INSTRUCTION -> Where does the string "know" appear in the records? Copy every line that contains it.
──────── DATA SUPPLIED ────────
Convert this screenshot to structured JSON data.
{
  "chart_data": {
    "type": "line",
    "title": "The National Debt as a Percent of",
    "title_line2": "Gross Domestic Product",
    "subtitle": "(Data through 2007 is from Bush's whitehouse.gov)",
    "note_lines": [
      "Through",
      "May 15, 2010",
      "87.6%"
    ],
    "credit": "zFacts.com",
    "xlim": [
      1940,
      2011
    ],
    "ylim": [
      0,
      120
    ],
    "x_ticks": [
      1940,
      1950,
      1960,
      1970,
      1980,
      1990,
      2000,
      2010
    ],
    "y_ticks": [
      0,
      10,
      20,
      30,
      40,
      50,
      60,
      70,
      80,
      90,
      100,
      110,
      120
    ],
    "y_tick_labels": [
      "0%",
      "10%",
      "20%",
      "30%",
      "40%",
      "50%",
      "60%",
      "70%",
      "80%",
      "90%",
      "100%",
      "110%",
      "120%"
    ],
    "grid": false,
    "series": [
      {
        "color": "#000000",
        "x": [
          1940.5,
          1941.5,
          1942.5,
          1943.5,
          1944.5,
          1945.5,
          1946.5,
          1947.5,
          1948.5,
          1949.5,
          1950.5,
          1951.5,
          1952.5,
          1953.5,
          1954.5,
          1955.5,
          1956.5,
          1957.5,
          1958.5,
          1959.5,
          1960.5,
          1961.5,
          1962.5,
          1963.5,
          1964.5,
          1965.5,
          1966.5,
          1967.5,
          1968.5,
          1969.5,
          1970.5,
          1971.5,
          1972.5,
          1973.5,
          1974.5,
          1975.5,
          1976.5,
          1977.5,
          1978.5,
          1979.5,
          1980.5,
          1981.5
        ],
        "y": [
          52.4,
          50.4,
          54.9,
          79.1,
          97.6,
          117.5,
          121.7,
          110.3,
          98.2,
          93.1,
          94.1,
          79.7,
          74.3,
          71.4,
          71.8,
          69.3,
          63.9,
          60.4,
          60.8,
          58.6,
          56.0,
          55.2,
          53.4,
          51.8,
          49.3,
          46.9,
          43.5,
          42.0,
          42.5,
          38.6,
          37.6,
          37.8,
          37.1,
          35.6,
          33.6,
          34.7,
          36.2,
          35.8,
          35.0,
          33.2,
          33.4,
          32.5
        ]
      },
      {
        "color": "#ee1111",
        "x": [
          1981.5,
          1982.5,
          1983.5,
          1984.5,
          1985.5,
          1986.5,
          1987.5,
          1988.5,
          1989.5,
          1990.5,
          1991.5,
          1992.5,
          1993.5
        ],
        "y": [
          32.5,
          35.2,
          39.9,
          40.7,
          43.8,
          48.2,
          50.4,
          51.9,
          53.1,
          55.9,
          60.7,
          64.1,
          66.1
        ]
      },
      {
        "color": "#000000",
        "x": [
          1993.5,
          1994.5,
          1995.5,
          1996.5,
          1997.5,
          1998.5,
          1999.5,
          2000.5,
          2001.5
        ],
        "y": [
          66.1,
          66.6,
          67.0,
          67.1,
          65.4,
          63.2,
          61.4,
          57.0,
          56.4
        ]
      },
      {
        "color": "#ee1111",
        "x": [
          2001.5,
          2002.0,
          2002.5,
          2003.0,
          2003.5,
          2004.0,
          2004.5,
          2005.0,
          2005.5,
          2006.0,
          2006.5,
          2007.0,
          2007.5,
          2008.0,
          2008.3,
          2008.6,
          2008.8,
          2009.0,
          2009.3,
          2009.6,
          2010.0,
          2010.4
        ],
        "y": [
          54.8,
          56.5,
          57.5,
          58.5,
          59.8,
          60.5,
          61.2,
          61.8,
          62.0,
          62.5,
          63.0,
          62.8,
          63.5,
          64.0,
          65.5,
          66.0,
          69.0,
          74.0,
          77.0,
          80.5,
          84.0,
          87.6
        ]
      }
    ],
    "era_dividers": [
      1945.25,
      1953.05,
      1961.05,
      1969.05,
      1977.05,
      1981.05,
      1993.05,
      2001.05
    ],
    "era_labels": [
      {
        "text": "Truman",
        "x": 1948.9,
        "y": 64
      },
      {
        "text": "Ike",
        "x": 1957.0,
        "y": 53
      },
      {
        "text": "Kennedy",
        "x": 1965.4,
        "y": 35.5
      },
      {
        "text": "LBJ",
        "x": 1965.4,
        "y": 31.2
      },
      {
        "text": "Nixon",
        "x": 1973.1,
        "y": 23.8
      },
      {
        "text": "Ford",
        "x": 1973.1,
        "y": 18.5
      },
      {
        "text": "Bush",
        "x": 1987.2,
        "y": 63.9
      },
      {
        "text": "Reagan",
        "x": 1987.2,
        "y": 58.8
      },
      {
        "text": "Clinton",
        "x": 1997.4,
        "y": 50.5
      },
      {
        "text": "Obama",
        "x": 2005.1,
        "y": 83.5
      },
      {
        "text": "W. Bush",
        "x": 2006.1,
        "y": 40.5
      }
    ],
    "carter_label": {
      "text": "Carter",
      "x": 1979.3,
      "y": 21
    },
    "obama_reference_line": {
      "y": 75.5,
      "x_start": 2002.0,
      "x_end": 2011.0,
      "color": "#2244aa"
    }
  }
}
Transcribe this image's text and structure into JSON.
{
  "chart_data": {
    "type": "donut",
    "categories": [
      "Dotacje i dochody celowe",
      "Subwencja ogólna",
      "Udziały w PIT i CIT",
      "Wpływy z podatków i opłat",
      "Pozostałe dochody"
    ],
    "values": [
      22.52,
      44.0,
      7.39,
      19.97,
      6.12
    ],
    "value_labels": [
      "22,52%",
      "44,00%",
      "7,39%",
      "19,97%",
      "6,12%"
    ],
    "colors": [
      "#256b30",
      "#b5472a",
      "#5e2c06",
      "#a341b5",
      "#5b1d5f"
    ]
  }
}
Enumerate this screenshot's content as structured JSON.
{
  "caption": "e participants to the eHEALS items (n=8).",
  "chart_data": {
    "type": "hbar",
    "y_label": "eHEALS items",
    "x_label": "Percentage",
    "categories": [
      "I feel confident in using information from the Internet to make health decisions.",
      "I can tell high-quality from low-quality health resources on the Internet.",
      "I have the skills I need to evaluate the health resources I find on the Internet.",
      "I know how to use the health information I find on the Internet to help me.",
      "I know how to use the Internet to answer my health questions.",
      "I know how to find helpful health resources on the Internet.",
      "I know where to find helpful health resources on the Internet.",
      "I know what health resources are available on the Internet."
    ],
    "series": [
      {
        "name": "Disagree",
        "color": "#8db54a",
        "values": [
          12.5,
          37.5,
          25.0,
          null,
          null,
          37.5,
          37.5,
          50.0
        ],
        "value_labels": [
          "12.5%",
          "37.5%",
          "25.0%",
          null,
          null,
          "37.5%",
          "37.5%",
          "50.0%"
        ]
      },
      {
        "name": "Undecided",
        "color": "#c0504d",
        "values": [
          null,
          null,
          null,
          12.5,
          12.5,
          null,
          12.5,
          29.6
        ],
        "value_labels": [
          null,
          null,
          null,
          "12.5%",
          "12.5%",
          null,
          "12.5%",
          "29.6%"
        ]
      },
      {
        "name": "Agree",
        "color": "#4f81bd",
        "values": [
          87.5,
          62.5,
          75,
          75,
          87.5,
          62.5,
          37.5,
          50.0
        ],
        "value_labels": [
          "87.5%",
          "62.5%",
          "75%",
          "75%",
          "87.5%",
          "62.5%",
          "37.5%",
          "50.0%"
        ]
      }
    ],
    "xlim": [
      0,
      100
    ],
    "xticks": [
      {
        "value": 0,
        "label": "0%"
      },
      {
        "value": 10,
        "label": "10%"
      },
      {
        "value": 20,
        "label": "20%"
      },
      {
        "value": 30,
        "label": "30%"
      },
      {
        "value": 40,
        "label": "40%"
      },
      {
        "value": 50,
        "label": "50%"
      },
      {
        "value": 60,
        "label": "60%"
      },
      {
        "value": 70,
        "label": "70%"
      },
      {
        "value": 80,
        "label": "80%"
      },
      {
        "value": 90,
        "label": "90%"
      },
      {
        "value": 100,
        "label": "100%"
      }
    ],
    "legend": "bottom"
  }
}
────────
SOLUTION TO THIS PROBLEM ->
      "I know how to use the health information I find on the Internet to help me.",
      "I know how to use the Internet to answer my health questions.",
      "I know how to find helpful health resources on the Internet.",
      "I know where to find helpful health resources on the Internet.",
      "I know what health resources are available on the Internet."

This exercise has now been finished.